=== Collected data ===

————

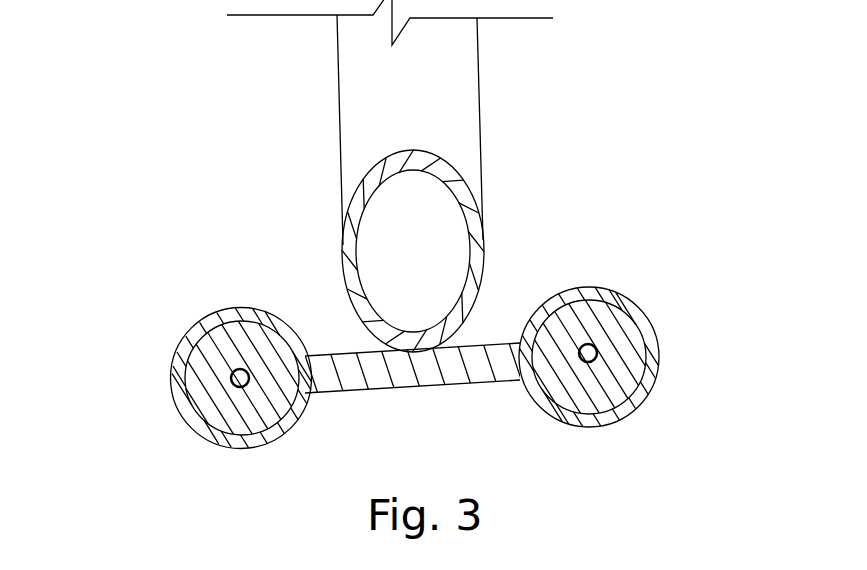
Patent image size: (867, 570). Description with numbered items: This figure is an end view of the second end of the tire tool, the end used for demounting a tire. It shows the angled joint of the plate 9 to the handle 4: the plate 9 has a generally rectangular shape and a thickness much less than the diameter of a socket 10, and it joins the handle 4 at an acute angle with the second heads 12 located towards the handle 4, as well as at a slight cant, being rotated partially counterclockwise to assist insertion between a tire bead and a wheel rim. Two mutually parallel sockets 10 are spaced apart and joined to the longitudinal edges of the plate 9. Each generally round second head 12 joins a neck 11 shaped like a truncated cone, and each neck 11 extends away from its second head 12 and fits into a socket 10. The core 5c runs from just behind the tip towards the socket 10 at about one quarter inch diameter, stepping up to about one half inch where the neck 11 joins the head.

The handle 4 is at (455, 130).
The plate 9 is at (485, 343).
The socket 10 is at (207, 323).
The neck 11 is at (172, 367).
The second head 12 is at (222, 442).
The core 5c is at (240, 378).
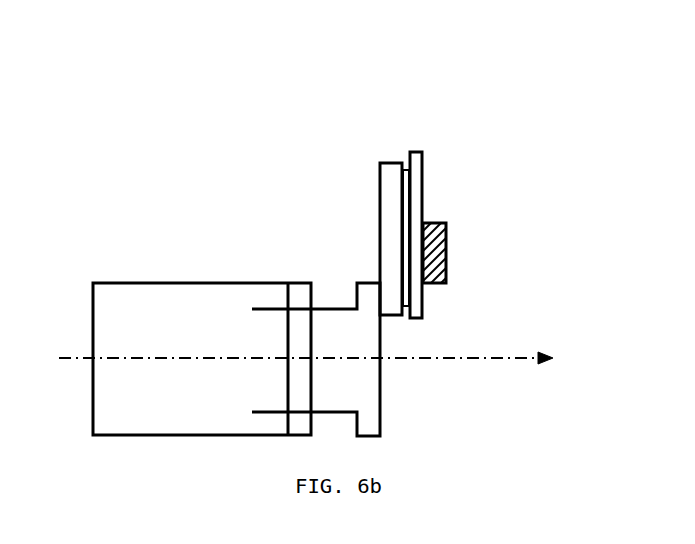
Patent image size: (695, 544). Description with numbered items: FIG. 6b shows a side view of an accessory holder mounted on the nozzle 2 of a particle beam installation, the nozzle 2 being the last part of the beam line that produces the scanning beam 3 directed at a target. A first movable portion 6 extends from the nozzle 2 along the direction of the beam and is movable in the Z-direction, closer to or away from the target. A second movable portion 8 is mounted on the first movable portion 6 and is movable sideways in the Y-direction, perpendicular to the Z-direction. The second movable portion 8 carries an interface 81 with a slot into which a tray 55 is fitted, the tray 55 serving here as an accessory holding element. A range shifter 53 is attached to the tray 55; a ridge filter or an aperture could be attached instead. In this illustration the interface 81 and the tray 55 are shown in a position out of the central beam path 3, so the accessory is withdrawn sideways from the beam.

The nozzle 2 is at (92, 328).
The scanning beam 3 is at (460, 362).
The first movable portion 6 is at (355, 290).
The second movable portion 8 is at (392, 163).
The interface 81 is at (405, 172).
The tray 55 is at (422, 153).
The range shifter 53 is at (432, 223).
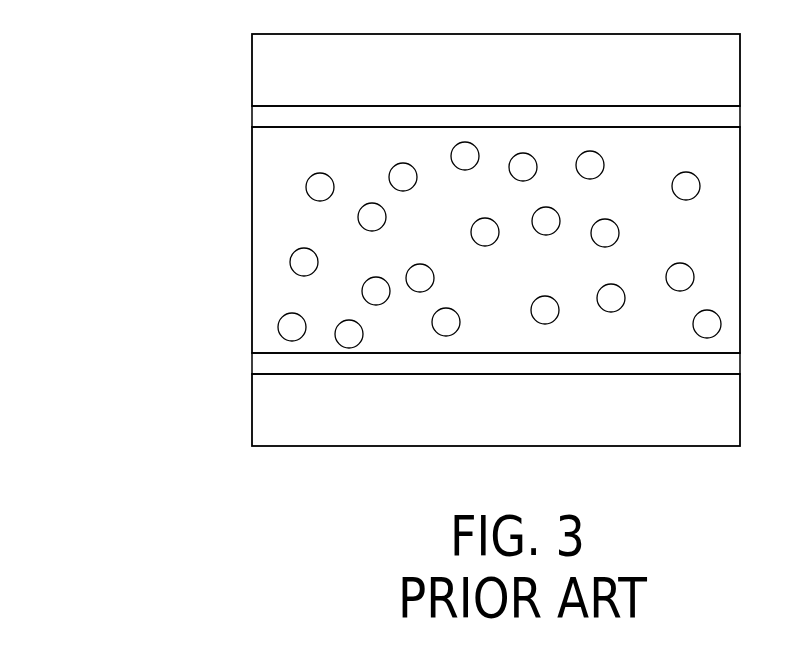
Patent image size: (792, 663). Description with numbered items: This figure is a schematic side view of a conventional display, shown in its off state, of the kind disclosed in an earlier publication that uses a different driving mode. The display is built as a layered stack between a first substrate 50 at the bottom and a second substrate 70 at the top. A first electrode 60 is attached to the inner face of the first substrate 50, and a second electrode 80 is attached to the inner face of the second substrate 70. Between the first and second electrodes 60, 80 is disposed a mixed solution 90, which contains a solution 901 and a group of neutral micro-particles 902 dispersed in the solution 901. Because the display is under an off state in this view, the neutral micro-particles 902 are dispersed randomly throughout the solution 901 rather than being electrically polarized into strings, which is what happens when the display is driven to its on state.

The first substrate 50 is at (285, 414).
The first electrode 60 is at (261, 364).
The second substrate 70 is at (265, 70).
The second electrode 80 is at (259, 115).
The mixed solution 90 is at (403, 240).
The solution 901 is at (272, 188).
The neutral micro-particles 902 is at (302, 261).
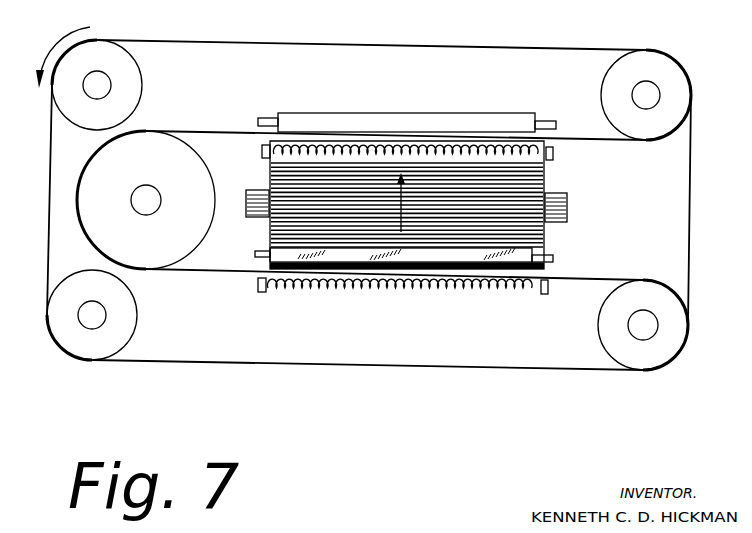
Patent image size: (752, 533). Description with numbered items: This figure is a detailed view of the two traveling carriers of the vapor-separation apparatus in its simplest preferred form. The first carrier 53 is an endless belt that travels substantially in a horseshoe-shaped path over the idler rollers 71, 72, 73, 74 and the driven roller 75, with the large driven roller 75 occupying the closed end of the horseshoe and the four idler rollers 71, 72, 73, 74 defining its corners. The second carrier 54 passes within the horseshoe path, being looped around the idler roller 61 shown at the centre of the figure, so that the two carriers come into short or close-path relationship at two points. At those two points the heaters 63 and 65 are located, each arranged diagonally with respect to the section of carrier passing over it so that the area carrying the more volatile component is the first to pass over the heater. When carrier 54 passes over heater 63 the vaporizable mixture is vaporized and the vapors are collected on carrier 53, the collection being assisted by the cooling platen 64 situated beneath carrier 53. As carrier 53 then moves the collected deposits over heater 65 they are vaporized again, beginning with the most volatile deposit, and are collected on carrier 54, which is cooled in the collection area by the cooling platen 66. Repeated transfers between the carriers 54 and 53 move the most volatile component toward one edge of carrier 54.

The carrier 53 is at (447, 45).
The carrier 54 is at (536, 274).
The idler roller 61 is at (566, 192).
The heater 63 is at (340, 158).
The cooling platen 64 is at (378, 113).
The heater 65 is at (432, 291).
The cooling platen 66 is at (362, 250).
The idler roller 71 is at (142, 87).
The idler roller 72 is at (611, 87).
The idler roller 73 is at (608, 336).
The idler roller 74 is at (135, 327).
The driven roller 75 is at (204, 236).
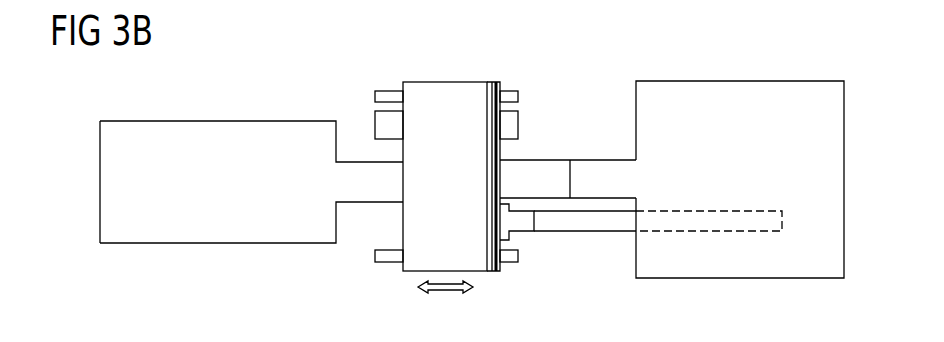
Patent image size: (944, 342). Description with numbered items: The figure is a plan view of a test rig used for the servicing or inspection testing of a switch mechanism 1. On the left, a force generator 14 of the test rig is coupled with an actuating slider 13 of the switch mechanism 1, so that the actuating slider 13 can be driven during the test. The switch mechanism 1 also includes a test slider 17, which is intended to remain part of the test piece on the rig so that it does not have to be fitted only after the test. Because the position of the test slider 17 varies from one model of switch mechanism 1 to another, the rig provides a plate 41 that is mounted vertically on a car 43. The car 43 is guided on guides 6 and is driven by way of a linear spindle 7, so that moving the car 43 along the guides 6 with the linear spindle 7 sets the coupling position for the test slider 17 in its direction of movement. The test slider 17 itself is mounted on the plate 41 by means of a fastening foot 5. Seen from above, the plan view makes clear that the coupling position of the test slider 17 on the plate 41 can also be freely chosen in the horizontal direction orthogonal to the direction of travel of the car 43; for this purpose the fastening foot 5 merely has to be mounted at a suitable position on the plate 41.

————

=== Exercise task ===
Revise the data by changing every "Patent image size" to "Drawing size", keeping everything else the same. Leave the pictures out of your answer.

=== Task answer ===
Drawing size: (867, 570). Description with numbered items: This figure is an end view of the second end of the tire tool, the end used for demounting a tire. It shows the angled joint of the plate 9 to the handle 4: the plate 9 has a generally rectangular shape and a thickness much less than the diameter of a socket 10, and it joins the handle 4 at an acute angle with the second heads 12 located towards the handle 4, as well as at a slight cant, being rotated partially counterclockwise to assist insertion between a tire bead and a wheel rim. Two mutually parallel sockets 10 are spaced apart and joined to the longitudinal edges of the plate 9. Each generally round second head 12 joins a neck 11 shaped like a truncated cone, and each neck 11 extends away from its second head 12 and fits into a socket 10. The core 5c runs from just behind the tip towards the socket 10 at about one quarter inch diameter, stepping up to about one half inch where the neck 11 joins the head.

The handle 4 is at (455, 130).
The plate 9 is at (485, 343).
The socket 10 is at (207, 323).
The neck 11 is at (172, 367).
The second head 12 is at (222, 442).
The core 5c is at (240, 378).
Drawing size: (695, 544). Description with numbered items: FIG. 6b shows a side view of an accessory holder mounted on the nozzle 2 of a particle beam installation, the nozzle 2 being the last part of the beam line that produces the scanning beam 3 directed at a target. A first movable portion 6 extends from the nozzle 2 along the direction of the beam and is movable in the Z-direction, closer to or away from the target. A second movable portion 8 is mounted on the first movable portion 6 and is movable sideways in the Y-direction, perpendicular to the Z-direction. The second movable portion 8 carries an interface 81 with a slot into which a tray 55 is fitted, the tray 55 serving here as an accessory holding element. A range shifter 53 is attached to the tray 55; a ridge filter or an aperture could be attached instead. In this illustration the interface 81 and the tray 55 are shown in a position out of the central beam path 3, so the accessory is withdrawn sideways from the beam.

The nozzle 2 is at (92, 328).
The scanning beam 3 is at (460, 362).
The first movable portion 6 is at (355, 290).
The second movable portion 8 is at (392, 163).
The interface 81 is at (405, 172).
The tray 55 is at (422, 153).
The range shifter 53 is at (432, 223).
Drawing size: (792, 663). Description with numbered items: This figure is a schematic side view of a conventional display, shown in its off state, of the kind disclosed in an earlier publication that uses a different driving mode. The display is built as a layered stack between a first substrate 50 at the bottom and a second substrate 70 at the top. A first electrode 60 is attached to the inner face of the first substrate 50, and a second electrode 80 is attached to the inner face of the second substrate 70. Between the first and second electrodes 60, 80 is disposed a mixed solution 90, which contains a solution 901 and a group of neutral micro-particles 902 dispersed in the solution 901. Because the display is under an off state in this view, the neutral micro-particles 902 are dispersed randomly throughout the solution 901 rather than being electrically polarized into strings, which is what happens when the display is driven to its on state.

The first substrate 50 is at (285, 414).
The first electrode 60 is at (261, 364).
The second substrate 70 is at (265, 70).
The second electrode 80 is at (259, 115).
The mixed solution 90 is at (403, 240).
The solution 901 is at (272, 188).
The neutral micro-particles 902 is at (302, 261).
Drawing size: (752, 533). Description with numbered items: This figure is a detailed view of the two traveling carriers of the vapor-separation apparatus in its simplest preferred form. The first carrier 53 is an endless belt that travels substantially in a horseshoe-shaped path over the idler rollers 71, 72, 73, 74 and the driven roller 75, with the large driven roller 75 occupying the closed end of the horseshoe and the four idler rollers 71, 72, 73, 74 defining its corners. The second carrier 54 passes within the horseshoe path, being looped around the idler roller 61 shown at the centre of the figure, so that the two carriers come into short or close-path relationship at two points. At those two points the heaters 63 and 65 are located, each arranged diagonally with respect to the section of carrier passing over it so that the area carrying the more volatile component is the first to pass over the heater. When carrier 54 passes over heater 63 the vaporizable mixture is vaporized and the vapors are collected on carrier 53, the collection being assisted by the cooling platen 64 situated beneath carrier 53. As carrier 53 then moves the collected deposits over heater 65 they are vaporized again, beginning with the most volatile deposit, and are collected on carrier 54, which is cooled in the collection area by the cooling platen 66. Repeated transfers between the carriers 54 and 53 move the most volatile component toward one edge of carrier 54.

The carrier 53 is at (447, 45).
The carrier 54 is at (536, 274).
The idler roller 61 is at (566, 192).
The heater 63 is at (340, 158).
The cooling platen 64 is at (378, 113).
The heater 65 is at (432, 291).
The cooling platen 66 is at (362, 250).
The idler roller 71 is at (142, 87).
The idler roller 72 is at (611, 87).
The idler roller 73 is at (608, 336).
The idler roller 74 is at (135, 327).
The driven roller 75 is at (204, 236).
Drawing size: (944, 342). Description with numbered items: The figure is a plan view of a test rig used for the servicing or inspection testing of a switch mechanism 1. On the left, a force generator 14 of the test rig is coupled with an actuating slider 13 of the switch mechanism 1, so that the actuating slider 13 can be driven during the test. The switch mechanism 1 also includes a test slider 17, which is intended to remain part of the test piece on the rig so that it does not have to be fitted only after the test. Because the position of the test slider 17 varies from one model of switch mechanism 1 to another, the rig provides a plate 41 that is mounted vertically on a car 43. The car 43 is guided on guides 6 and is driven by way of a linear spindle 7, so that moving the car 43 along the guides 6 with the linear spindle 7 sets the coupling position for the test slider 17 in its direction of movement. The test slider 17 itself is mounted on the plate 41 by means of a fastening foot 5. Seen from above, the plan view makes clear that the coupling position of the test slider 17 on the plate 41 can also be freely chosen in the horizontal direction orthogonal to the direction of travel of the car 43; for this purpose the fastening foot 5 merely has to be mounted at a suitable position on the plate 41.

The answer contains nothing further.